#### [Objective]
From the entries below, copy out every line with "Suspected" in it.

-- START OF Records supplied --

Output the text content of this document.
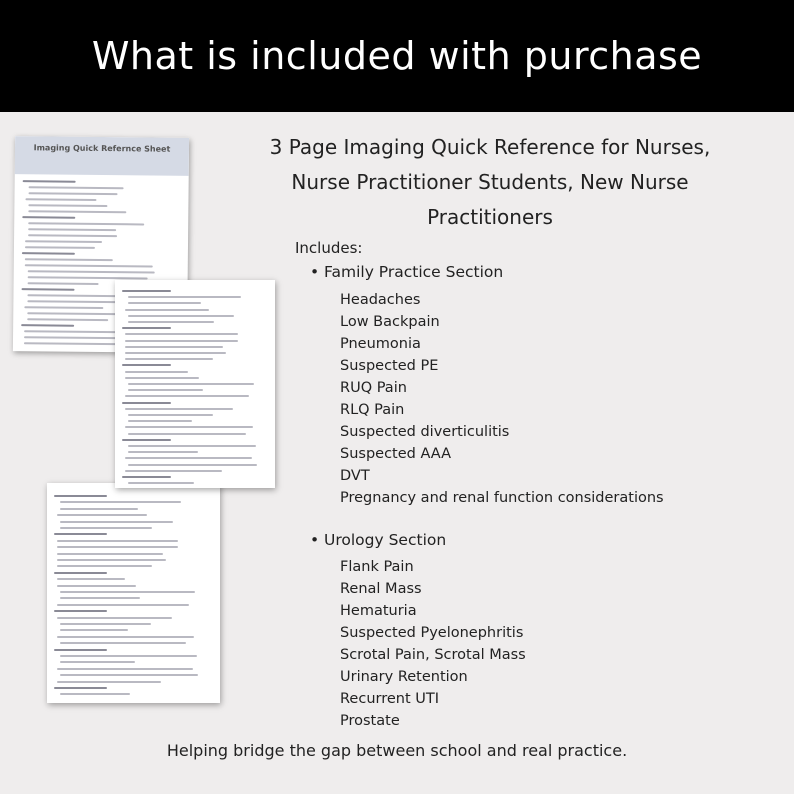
What is included with purchase
Imaging Quick Refernce Sheet	3 Page Imaging Quick Reference for Nurses,
Nurse Practitioner Students, New Nurse
Practitioners
Includes:
• Family Practice Section
Headaches
Low Backpain
Pneumonia
Suspected PE
RUQ Pain
RLQ Pain
Suspected diverticulitis
Suspected AAA
DVT
Pregnancy and renal function considerations
• Urology Section
Flank Pain
Renal Mass
Hematuria
Suspected Pyelonephritis
Scrotal Pain, Scrotal Mass
Urinary Retention
Recurrent UTI
Prostate
Helping bridge the gap between school and real practice.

-- END OF Records supplied --

#### [Task answer]
Suspected PE
Suspected diverticulitis
Suspected AAA
Suspected Pyelonephritis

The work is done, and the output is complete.